Dataset items:
——
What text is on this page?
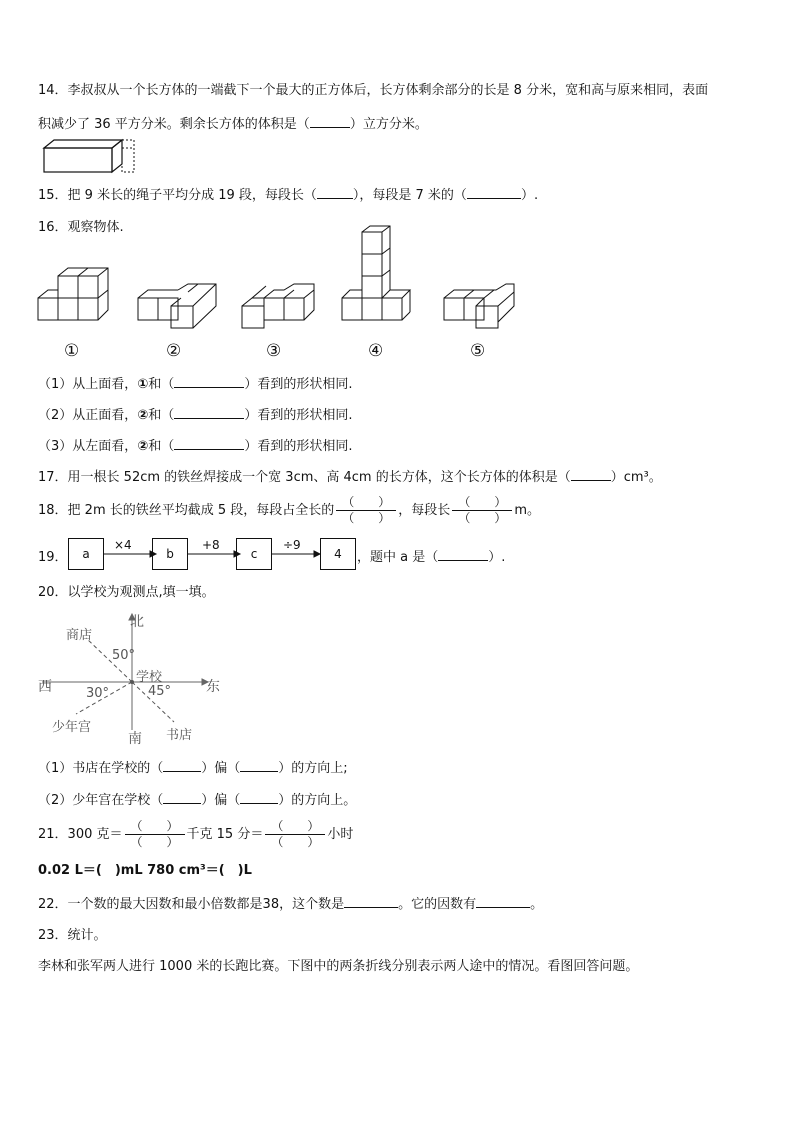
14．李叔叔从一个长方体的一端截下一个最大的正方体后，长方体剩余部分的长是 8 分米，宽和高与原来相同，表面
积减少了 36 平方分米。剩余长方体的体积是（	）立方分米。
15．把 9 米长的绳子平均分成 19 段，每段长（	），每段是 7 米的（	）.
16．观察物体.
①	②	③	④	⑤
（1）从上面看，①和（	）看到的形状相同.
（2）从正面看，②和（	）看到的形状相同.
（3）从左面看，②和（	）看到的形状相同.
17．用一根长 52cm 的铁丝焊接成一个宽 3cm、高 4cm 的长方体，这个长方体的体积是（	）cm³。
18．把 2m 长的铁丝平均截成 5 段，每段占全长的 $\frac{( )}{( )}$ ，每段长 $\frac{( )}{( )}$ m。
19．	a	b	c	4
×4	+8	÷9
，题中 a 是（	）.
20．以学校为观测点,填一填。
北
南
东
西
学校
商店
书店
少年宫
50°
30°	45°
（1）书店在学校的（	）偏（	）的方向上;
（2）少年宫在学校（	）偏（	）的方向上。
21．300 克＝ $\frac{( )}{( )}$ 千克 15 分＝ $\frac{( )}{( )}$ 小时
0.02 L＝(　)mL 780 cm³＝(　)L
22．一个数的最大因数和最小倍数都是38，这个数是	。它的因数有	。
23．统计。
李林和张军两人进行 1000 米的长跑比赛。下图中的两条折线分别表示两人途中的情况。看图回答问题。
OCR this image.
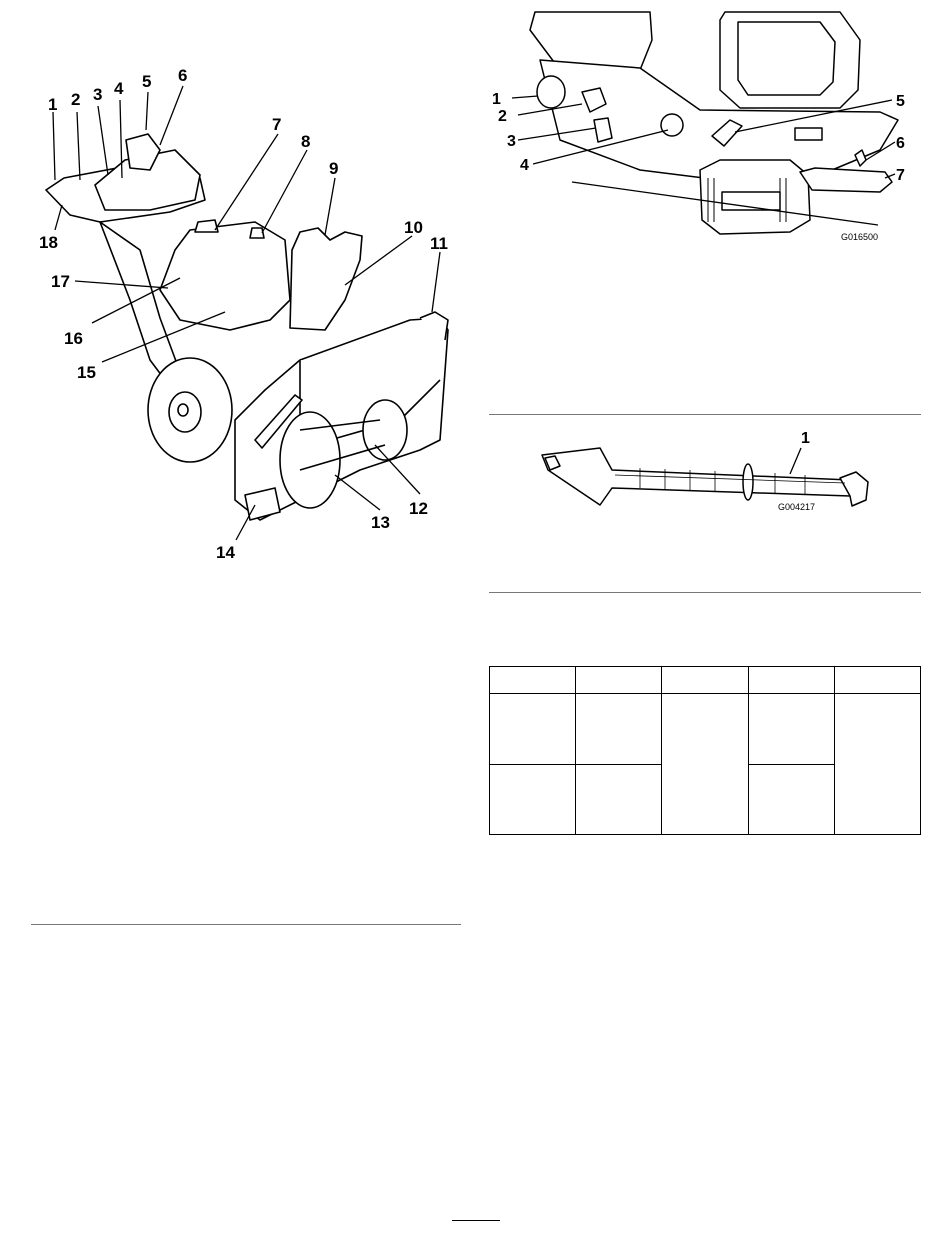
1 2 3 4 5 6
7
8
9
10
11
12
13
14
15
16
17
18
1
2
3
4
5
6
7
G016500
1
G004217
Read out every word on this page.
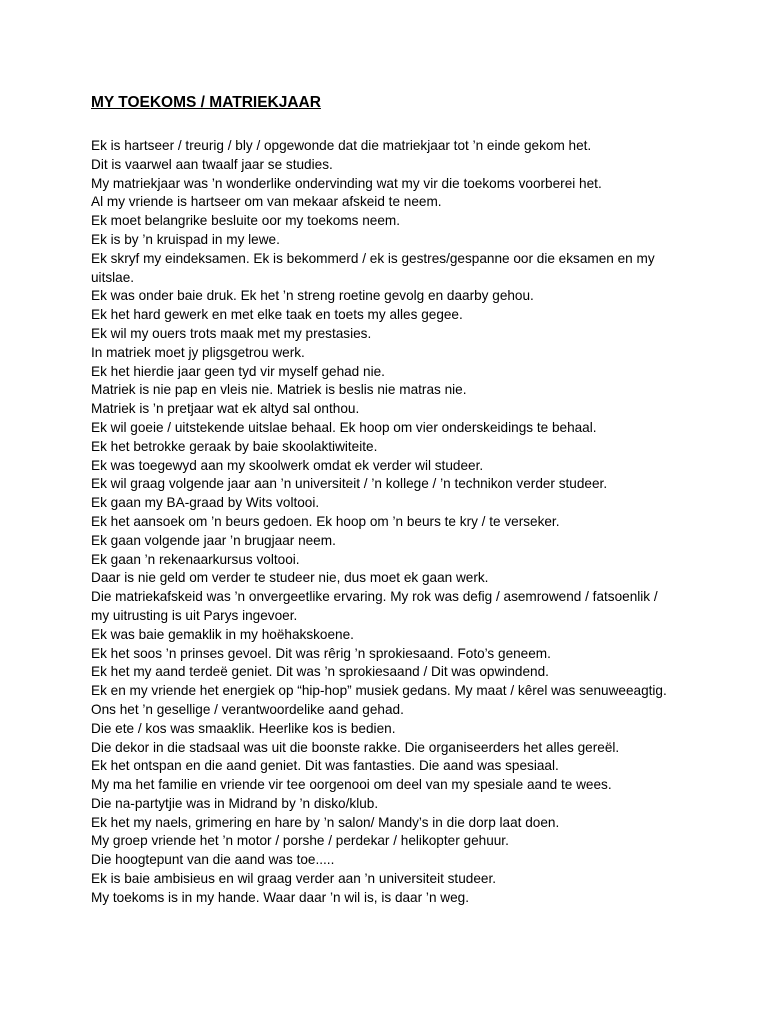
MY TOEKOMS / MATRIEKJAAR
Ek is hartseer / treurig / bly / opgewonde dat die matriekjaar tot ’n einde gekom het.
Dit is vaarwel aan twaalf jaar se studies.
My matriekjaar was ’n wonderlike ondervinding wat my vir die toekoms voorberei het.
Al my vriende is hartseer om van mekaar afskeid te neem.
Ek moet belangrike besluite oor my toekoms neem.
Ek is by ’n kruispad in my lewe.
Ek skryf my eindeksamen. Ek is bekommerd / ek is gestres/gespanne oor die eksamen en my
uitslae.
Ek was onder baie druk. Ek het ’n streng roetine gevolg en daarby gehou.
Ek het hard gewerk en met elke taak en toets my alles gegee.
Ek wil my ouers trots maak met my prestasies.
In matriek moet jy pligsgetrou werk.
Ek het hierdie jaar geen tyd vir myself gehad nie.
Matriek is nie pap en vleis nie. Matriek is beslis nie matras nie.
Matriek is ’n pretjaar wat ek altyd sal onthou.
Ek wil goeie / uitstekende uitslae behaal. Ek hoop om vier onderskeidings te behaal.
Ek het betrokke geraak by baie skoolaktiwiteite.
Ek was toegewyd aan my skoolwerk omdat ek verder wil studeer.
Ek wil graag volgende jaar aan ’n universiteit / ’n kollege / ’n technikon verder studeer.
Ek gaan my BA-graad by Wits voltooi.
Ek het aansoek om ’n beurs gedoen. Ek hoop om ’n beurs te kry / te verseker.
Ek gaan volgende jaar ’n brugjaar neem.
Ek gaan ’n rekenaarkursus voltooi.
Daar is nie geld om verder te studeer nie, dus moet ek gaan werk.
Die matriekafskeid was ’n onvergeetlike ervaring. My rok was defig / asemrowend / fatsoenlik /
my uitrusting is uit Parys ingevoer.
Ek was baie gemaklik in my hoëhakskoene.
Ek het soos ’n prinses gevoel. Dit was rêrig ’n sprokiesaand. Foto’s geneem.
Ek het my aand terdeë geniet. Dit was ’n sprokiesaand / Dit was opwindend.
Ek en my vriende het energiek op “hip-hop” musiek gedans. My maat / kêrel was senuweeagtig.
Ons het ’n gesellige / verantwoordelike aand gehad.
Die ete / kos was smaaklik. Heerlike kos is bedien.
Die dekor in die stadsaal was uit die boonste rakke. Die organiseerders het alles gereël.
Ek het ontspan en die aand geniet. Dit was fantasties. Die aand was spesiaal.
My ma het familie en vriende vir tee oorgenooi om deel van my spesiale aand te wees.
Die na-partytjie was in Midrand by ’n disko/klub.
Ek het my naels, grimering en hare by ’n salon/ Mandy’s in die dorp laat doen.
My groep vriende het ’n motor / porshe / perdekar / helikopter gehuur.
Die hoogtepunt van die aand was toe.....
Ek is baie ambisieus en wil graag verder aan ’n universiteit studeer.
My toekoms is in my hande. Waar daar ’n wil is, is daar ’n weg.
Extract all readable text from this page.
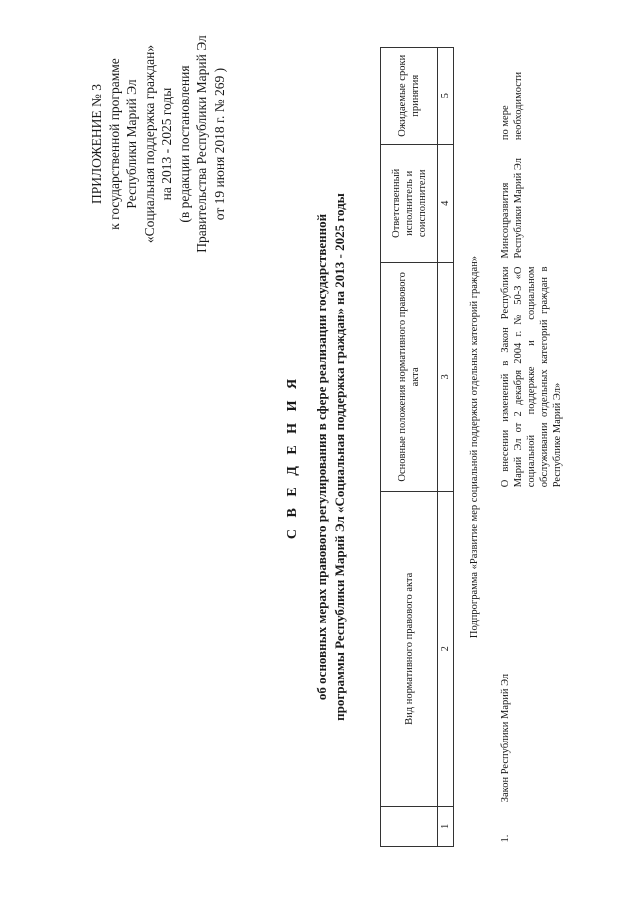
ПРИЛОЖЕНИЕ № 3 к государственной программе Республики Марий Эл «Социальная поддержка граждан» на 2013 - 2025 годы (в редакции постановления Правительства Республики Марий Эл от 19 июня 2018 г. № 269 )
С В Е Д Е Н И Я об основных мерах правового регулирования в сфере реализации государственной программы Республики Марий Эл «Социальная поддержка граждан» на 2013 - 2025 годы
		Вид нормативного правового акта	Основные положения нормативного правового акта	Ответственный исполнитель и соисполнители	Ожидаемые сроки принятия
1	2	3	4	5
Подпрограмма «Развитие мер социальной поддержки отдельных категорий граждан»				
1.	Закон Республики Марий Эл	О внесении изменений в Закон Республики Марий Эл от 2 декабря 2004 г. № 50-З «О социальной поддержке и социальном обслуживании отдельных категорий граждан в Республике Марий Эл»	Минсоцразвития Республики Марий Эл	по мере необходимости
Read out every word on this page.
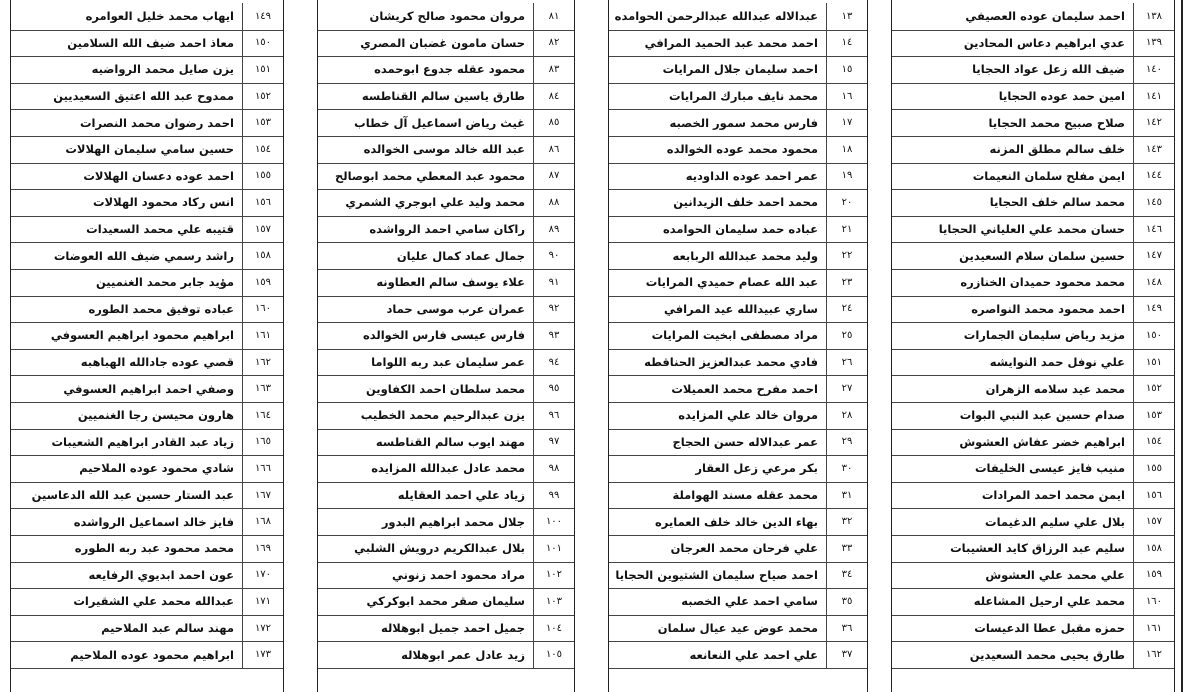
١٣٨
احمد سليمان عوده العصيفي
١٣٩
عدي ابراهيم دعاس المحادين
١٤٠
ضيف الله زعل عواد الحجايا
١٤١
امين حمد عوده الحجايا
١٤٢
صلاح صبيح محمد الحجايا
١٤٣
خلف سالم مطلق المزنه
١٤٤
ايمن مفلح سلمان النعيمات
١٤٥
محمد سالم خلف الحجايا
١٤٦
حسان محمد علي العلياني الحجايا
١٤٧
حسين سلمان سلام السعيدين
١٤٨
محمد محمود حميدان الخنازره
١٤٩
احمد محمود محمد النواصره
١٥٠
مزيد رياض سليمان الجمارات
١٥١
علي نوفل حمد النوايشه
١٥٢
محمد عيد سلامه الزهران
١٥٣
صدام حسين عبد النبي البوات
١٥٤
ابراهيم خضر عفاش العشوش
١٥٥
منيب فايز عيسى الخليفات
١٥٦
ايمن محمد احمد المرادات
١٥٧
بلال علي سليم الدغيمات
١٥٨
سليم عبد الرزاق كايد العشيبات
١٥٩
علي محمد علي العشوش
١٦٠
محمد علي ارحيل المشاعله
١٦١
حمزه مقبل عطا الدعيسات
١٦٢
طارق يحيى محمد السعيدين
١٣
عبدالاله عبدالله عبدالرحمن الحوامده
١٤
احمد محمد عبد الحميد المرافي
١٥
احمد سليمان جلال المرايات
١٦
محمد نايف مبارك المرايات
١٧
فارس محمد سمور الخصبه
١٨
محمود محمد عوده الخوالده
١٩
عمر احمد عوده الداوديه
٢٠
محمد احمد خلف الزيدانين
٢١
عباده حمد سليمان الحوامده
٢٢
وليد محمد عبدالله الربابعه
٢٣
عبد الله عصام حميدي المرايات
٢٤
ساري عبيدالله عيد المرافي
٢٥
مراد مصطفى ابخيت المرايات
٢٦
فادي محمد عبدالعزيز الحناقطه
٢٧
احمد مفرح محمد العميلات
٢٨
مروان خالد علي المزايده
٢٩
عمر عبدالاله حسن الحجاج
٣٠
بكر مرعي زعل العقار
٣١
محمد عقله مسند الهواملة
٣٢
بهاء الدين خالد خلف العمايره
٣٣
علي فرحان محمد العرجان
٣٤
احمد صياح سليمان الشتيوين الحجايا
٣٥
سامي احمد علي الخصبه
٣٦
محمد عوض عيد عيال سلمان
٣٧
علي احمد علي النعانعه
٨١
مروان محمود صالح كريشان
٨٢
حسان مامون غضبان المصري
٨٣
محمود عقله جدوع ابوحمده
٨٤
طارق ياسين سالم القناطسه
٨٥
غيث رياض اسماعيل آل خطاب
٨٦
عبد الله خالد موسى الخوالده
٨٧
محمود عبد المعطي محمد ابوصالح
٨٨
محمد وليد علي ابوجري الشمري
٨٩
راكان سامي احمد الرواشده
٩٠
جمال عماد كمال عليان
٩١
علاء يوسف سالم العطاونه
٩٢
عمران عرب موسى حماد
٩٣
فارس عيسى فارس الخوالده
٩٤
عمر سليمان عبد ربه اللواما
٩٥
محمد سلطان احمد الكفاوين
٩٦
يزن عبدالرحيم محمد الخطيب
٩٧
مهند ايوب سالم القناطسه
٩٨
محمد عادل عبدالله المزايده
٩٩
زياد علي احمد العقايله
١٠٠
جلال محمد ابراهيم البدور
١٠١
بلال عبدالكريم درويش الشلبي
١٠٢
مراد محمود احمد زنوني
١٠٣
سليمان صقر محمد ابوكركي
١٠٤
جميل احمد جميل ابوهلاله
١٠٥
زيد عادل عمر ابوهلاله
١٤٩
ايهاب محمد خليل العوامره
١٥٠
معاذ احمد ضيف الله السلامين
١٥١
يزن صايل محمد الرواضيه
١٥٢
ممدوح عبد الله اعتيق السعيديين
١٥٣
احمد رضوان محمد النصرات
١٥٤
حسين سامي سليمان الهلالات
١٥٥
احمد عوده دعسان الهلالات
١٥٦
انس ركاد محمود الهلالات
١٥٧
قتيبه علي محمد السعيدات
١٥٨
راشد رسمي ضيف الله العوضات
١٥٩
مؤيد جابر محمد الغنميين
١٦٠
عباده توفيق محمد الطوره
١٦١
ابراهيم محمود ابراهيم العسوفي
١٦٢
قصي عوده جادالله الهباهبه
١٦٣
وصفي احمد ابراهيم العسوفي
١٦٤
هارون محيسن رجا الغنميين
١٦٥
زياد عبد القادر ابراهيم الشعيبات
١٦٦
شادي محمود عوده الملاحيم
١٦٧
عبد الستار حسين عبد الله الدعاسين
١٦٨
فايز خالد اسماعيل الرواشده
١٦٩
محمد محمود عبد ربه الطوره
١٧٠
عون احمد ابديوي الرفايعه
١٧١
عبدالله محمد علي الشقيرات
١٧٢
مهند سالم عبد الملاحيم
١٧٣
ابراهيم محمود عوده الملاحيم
——
THE TASK:
Provide the number of lines in the entries that include "اسماعيل", and no other text.

EXPECTED OUTPUT:
2